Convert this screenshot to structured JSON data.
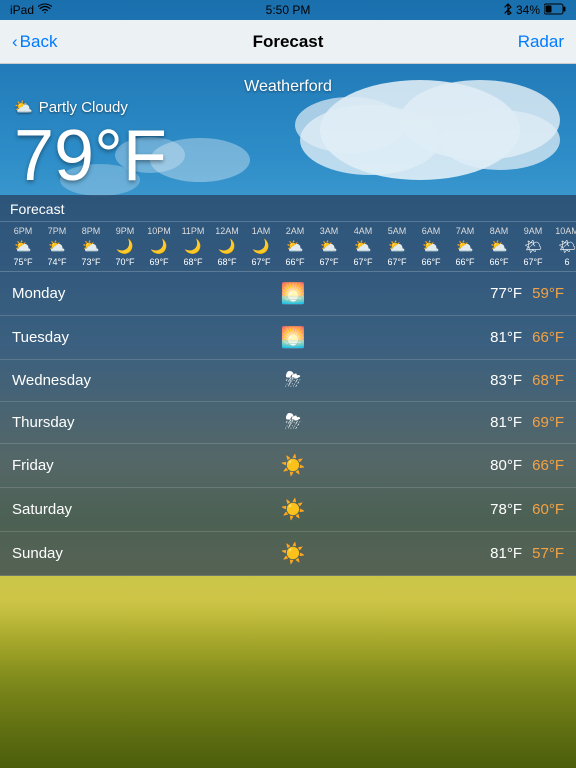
{
  "statusBar": {
    "carrier": "iPad",
    "signal": "wifi",
    "time": "5:50 PM",
    "bluetooth": "BT",
    "battery": "34%"
  },
  "navBar": {
    "backLabel": "Back",
    "title": "Forecast",
    "radarLabel": "Radar"
  },
  "city": "Weatherford",
  "currentWeather": {
    "condition": "Partly Cloudy",
    "temp": "79°F",
    "icon": "⛅"
  },
  "forecastLabel": "Forecast",
  "hourly": [
    {
      "time": "6PM",
      "icon": "⛅",
      "temp": "75°F"
    },
    {
      "time": "7PM",
      "icon": "⛅",
      "temp": "74°F"
    },
    {
      "time": "8PM",
      "icon": "⛅",
      "temp": "73°F"
    },
    {
      "time": "9PM",
      "icon": "🌙",
      "temp": "70°F"
    },
    {
      "time": "10PM",
      "icon": "🌙",
      "temp": "69°F"
    },
    {
      "time": "11PM",
      "icon": "🌙",
      "temp": "68°F"
    },
    {
      "time": "12AM",
      "icon": "🌙",
      "temp": "68°F"
    },
    {
      "time": "1AM",
      "icon": "🌙",
      "temp": "67°F"
    },
    {
      "time": "2AM",
      "icon": "⛅",
      "temp": "66°F"
    },
    {
      "time": "3AM",
      "icon": "⛅",
      "temp": "67°F"
    },
    {
      "time": "4AM",
      "icon": "⛅",
      "temp": "67°F"
    },
    {
      "time": "5AM",
      "icon": "⛅",
      "temp": "67°F"
    },
    {
      "time": "6AM",
      "icon": "⛅",
      "temp": "66°F"
    },
    {
      "time": "7AM",
      "icon": "⛅",
      "temp": "66°F"
    },
    {
      "time": "8AM",
      "icon": "⛅",
      "temp": "66°F"
    },
    {
      "time": "9AM",
      "icon": "🌤",
      "temp": "67°F"
    },
    {
      "time": "10AM",
      "icon": "🌤",
      "temp": "6"
    }
  ],
  "daily": [
    {
      "day": "Monday",
      "icon": "🌅",
      "high": "77°F",
      "low": "59°F"
    },
    {
      "day": "Tuesday",
      "icon": "🌅",
      "high": "81°F",
      "low": "66°F"
    },
    {
      "day": "Wednesday",
      "icon": "⛈",
      "high": "83°F",
      "low": "68°F"
    },
    {
      "day": "Thursday",
      "icon": "⛈",
      "high": "81°F",
      "low": "69°F"
    },
    {
      "day": "Friday",
      "icon": "☀️",
      "high": "80°F",
      "low": "66°F"
    },
    {
      "day": "Saturday",
      "icon": "☀️",
      "high": "78°F",
      "low": "60°F"
    },
    {
      "day": "Sunday",
      "icon": "☀️",
      "high": "81°F",
      "low": "57°F"
    }
  ]
}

* * * *

### Objective
Working from the material above, transcribe it exactly while omitting pictures.

### Task solution
Convert this screenshot to structured JSON data.
{
  "statusBar": {
    "carrier": "iPad",
    "signal": "wifi",
    "time": "5:50 PM",
    "bluetooth": "BT",
    "battery": "34%"
  },
  "navBar": {
    "backLabel": "Back",
    "title": "Forecast",
    "radarLabel": "Radar"
  },
  "city": "Weatherford",
  "currentWeather": {
    "condition": "Partly Cloudy",
    "temp": "79°F",
    "icon": "⛅"
  },
  "forecastLabel": "Forecast",
  "hourly": [
    {
      "time": "6PM",
      "icon": "⛅",
      "temp": "75°F"
    },
    {
      "time": "7PM",
      "icon": "⛅",
      "temp": "74°F"
    },
    {
      "time": "8PM",
      "icon": "⛅",
      "temp": "73°F"
    },
    {
      "time": "9PM",
      "icon": "🌙",
      "temp": "70°F"
    },
    {
      "time": "10PM",
      "icon": "🌙",
      "temp": "69°F"
    },
    {
      "time": "11PM",
      "icon": "🌙",
      "temp": "68°F"
    },
    {
      "time": "12AM",
      "icon": "🌙",
      "temp": "68°F"
    },
    {
      "time": "1AM",
      "icon": "🌙",
      "temp": "67°F"
    },
    {
      "time": "2AM",
      "icon": "⛅",
      "temp": "66°F"
    },
    {
      "time": "3AM",
      "icon": "⛅",
      "temp": "67°F"
    },
    {
      "time": "4AM",
      "icon": "⛅",
      "temp": "67°F"
    },
    {
      "time": "5AM",
      "icon": "⛅",
      "temp": "67°F"
    },
    {
      "time": "6AM",
      "icon": "⛅",
      "temp": "66°F"
    },
    {
      "time": "7AM",
      "icon": "⛅",
      "temp": "66°F"
    },
    {
      "time": "8AM",
      "icon": "⛅",
      "temp": "66°F"
    },
    {
      "time": "9AM",
      "icon": "🌤",
      "temp": "67°F"
    },
    {
      "time": "10AM",
      "icon": "🌤",
      "temp": "6"
    }
  ],
  "daily": [
    {
      "day": "Monday",
      "icon": "🌅",
      "high": "77°F",
      "low": "59°F"
    },
    {
      "day": "Tuesday",
      "icon": "🌅",
      "high": "81°F",
      "low": "66°F"
    },
    {
      "day": "Wednesday",
      "icon": "⛈",
      "high": "83°F",
      "low": "68°F"
    },
    {
      "day": "Thursday",
      "icon": "⛈",
      "high": "81°F",
      "low": "69°F"
    },
    {
      "day": "Friday",
      "icon": "☀️",
      "high": "80°F",
      "low": "66°F"
    },
    {
      "day": "Saturday",
      "icon": "☀️",
      "high": "78°F",
      "low": "60°F"
    },
    {
      "day": "Sunday",
      "icon": "☀️",
      "high": "81°F",
      "low": "57°F"
    }
  ]
}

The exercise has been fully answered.